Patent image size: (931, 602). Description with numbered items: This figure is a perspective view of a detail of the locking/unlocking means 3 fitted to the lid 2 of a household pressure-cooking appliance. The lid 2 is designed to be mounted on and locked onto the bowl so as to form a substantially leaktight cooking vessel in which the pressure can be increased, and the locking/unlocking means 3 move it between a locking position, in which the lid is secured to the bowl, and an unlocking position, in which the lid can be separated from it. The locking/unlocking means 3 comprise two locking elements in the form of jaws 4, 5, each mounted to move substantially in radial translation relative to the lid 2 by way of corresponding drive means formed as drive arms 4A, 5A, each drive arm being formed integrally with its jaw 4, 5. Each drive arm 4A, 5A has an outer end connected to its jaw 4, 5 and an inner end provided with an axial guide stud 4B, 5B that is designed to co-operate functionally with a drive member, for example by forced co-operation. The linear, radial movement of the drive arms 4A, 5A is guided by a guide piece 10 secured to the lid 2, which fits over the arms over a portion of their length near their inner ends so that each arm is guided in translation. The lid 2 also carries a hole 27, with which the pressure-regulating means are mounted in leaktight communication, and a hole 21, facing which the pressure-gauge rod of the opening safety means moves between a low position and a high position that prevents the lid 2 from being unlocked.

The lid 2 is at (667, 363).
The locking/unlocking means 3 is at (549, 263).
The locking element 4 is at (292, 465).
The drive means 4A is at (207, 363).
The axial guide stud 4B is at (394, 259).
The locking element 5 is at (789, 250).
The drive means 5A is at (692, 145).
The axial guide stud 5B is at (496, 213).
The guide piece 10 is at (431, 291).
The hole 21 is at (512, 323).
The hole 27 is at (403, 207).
※ ※ ※
GIVEN EXERCISE => Arrange all of the data above as a two-column CSV with the header input,output. Each row should pair one text with its answer, with every field in double quotes and line breaks replaced by spaces.

RESPONSE TO THIS TASK =>
input,output
"Patent image size: (931, 602). Description with numbered items: This figure is a perspective view of a detail of the locking/unlocking means 3 fitted to the lid 2 of a household pressure-cooking appliance. The lid 2 is designed to be mounted on and locked onto the bowl so as to form a substantially leaktight cooking vessel in which the pressure can be increased, and the locking/unlocking means 3 move it between a locking position, in which the lid is secured to the bowl, and an unlocking position, in which the lid can be separated from it. The locking/unlocking means 3 comprise two locking elements in the form of jaws 4, 5, each mounted to move substantially in radial translation relative to the lid 2 by way of corresponding drive means formed as drive arms 4A, 5A, each drive arm being formed integrally with its jaw 4, 5. Each drive arm 4A, 5A has an outer end connected to its jaw 4, 5 and an inner end provided with an axial guide stud 4B, 5B that is designed to co-operate functionally with a drive member, for example by forced co-operation. The linear, radial movement of the drive arms 4A, 5A is guided by a guide piece 10 secured to the lid 2, which fits over the arms over a portion of their length near their inner ends so that each arm is guided in translation. The lid 2 also carries a hole 27, with which the pressure-regulating means are mounted in leaktight communication, and a hole 21, facing which the pressure-gauge rod of the opening safety means moves between a low position and a high position that prevents the lid 2 from being unlocked.","The lid 2 is at (667, 363). The locking/unlocking means 3 is at (549, 263). The locking element 4 is at (292, 465). The drive means 4A is at (207, 363). The axial guide stud 4B is at (394, 259). The locking element 5 is at (789, 250). The drive means 5A is at (692, 145). The axial guide stud 5B is at (496, 213). The guide piece 10 is at (431, 291). The hole 21 is at (512, 323). The hole 27 is at (403, 207)."